-- Start Data supplied --
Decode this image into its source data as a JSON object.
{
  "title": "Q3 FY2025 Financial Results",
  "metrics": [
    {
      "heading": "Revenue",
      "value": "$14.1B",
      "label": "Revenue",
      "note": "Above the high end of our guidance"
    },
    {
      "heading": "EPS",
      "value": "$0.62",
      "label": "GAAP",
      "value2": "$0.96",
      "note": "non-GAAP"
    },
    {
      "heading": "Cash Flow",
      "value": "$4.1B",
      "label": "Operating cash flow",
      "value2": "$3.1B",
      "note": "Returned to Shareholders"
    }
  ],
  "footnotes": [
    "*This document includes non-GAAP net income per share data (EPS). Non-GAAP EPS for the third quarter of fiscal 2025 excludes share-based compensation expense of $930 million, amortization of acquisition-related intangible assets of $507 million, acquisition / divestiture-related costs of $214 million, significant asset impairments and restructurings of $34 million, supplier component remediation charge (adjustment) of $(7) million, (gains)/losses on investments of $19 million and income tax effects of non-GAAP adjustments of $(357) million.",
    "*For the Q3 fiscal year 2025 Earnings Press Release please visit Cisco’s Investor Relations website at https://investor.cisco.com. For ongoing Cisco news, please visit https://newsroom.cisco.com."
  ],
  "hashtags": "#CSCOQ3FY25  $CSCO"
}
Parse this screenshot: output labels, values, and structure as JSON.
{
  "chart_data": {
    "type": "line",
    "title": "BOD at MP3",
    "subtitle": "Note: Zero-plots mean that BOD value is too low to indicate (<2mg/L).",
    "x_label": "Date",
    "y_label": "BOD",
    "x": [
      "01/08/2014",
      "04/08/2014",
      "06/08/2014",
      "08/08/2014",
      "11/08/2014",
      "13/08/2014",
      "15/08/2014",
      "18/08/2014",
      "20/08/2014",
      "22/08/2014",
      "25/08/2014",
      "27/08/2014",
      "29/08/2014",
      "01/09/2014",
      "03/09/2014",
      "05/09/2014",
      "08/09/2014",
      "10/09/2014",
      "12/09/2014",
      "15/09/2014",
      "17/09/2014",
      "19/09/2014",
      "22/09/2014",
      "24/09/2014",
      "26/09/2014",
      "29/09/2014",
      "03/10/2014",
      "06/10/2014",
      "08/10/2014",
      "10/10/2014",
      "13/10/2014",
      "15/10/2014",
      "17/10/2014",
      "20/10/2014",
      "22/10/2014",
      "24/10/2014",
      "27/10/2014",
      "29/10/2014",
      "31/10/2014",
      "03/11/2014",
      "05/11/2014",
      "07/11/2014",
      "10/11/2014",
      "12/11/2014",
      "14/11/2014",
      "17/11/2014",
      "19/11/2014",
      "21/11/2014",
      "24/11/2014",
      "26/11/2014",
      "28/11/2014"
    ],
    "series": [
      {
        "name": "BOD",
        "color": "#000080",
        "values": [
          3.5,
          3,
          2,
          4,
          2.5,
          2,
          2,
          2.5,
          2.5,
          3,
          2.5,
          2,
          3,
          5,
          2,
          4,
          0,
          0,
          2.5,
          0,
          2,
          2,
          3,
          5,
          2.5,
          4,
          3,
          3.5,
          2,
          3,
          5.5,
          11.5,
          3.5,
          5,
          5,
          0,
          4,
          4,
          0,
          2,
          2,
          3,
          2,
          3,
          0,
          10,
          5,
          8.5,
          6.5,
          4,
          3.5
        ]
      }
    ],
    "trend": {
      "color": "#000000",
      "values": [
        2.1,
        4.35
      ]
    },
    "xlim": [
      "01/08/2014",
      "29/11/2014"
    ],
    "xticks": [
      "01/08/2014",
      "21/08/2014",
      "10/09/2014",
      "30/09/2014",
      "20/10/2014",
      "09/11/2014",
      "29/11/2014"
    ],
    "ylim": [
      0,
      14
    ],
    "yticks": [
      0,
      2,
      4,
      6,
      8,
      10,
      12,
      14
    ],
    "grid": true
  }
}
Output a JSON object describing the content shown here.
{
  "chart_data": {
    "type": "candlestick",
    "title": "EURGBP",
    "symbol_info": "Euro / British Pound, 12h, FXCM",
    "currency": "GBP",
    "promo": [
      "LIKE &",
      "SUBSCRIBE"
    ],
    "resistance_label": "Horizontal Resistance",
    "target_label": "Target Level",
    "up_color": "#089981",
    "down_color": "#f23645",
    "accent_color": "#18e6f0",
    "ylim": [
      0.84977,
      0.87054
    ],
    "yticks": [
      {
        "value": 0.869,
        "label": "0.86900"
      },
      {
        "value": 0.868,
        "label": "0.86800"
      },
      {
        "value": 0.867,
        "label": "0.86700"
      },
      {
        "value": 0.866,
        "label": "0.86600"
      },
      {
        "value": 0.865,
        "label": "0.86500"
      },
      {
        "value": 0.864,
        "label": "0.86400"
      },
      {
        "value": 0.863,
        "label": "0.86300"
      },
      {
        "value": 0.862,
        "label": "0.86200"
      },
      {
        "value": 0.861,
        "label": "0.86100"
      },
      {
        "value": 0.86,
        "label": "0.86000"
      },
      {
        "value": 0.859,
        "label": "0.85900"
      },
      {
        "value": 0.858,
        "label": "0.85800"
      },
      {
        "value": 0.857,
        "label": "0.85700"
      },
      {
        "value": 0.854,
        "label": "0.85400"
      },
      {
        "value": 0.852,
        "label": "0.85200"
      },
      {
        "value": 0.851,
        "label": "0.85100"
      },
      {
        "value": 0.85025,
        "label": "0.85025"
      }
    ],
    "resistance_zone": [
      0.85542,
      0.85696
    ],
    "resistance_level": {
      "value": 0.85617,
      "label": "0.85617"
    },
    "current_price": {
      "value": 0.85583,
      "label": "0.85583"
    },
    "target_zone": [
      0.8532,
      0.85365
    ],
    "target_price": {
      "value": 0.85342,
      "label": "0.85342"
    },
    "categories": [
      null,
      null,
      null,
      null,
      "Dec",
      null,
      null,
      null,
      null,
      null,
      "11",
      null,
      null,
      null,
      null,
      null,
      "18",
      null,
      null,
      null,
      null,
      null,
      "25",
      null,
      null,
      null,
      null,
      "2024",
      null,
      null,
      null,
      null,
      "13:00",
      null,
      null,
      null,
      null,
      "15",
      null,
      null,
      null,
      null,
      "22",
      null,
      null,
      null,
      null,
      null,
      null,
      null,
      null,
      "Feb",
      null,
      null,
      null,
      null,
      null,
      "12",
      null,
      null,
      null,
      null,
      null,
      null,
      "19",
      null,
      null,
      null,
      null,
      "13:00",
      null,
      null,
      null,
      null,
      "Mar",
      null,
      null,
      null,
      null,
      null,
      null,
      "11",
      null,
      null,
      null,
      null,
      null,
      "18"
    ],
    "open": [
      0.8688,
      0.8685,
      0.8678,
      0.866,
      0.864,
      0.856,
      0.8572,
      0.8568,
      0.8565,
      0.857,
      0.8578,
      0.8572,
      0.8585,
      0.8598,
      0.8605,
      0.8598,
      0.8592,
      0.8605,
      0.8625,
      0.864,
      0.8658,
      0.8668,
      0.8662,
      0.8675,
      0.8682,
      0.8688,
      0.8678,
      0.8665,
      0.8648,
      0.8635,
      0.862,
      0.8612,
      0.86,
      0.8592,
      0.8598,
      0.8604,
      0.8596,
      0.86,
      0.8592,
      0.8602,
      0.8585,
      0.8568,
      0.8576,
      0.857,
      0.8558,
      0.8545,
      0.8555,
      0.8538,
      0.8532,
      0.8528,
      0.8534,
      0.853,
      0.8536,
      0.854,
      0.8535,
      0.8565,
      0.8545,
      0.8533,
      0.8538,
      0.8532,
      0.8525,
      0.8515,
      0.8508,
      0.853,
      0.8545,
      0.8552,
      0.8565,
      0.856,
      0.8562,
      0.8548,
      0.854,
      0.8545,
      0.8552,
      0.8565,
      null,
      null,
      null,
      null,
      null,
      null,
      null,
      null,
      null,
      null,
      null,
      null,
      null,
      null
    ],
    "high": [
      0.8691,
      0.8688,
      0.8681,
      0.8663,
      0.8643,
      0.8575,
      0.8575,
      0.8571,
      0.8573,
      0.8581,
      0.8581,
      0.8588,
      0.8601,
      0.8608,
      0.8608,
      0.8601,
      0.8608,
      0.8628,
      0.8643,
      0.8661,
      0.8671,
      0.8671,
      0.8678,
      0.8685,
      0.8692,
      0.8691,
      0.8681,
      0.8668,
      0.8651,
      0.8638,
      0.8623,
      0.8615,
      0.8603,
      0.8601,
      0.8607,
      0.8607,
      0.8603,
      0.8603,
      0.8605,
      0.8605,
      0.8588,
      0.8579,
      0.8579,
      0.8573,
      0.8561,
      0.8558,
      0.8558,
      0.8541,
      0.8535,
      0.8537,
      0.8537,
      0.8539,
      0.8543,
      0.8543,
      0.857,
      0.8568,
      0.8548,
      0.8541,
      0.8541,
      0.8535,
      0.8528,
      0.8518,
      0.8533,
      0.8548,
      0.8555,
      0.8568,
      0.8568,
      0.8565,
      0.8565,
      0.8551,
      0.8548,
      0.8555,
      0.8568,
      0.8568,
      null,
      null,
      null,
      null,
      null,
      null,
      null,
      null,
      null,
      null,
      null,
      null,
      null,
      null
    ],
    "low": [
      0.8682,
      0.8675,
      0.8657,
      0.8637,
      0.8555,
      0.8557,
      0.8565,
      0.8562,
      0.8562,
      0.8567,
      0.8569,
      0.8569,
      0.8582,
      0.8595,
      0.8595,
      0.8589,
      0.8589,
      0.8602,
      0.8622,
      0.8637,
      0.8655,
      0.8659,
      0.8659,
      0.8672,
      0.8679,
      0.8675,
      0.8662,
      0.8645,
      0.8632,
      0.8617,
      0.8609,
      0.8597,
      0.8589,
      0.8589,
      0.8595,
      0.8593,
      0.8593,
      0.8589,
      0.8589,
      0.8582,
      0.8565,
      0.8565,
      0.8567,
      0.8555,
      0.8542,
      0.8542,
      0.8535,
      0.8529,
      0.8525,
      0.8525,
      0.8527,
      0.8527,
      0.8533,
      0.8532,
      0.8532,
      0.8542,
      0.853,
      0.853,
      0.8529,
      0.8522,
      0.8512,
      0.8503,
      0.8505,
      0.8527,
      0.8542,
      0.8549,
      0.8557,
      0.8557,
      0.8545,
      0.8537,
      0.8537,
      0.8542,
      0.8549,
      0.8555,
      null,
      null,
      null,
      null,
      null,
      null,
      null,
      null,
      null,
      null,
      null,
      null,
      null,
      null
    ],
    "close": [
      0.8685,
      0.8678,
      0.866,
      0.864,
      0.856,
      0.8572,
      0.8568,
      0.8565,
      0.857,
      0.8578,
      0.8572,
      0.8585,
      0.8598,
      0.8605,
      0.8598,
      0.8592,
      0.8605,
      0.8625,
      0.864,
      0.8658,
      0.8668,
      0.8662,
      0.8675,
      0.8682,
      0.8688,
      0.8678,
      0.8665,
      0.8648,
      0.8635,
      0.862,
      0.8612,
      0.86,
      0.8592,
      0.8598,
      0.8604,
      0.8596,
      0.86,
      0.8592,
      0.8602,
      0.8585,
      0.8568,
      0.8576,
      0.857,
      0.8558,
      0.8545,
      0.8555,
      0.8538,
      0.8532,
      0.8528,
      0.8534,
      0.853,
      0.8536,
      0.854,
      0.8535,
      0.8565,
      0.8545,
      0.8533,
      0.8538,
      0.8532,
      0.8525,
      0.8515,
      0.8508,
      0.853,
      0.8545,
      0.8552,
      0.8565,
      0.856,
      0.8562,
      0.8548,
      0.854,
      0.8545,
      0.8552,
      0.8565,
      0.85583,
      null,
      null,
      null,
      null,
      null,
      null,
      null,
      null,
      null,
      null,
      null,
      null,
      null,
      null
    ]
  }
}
-- End Data supplied --
- [What is asked]:
Search the data above for the string "JSON" and return every line that has it.

- [Problem solution]:
Decode this image into its source data as a JSON object.
Parse this screenshot: output labels, values, and structure as JSON.
Output a JSON object describing the content shown here.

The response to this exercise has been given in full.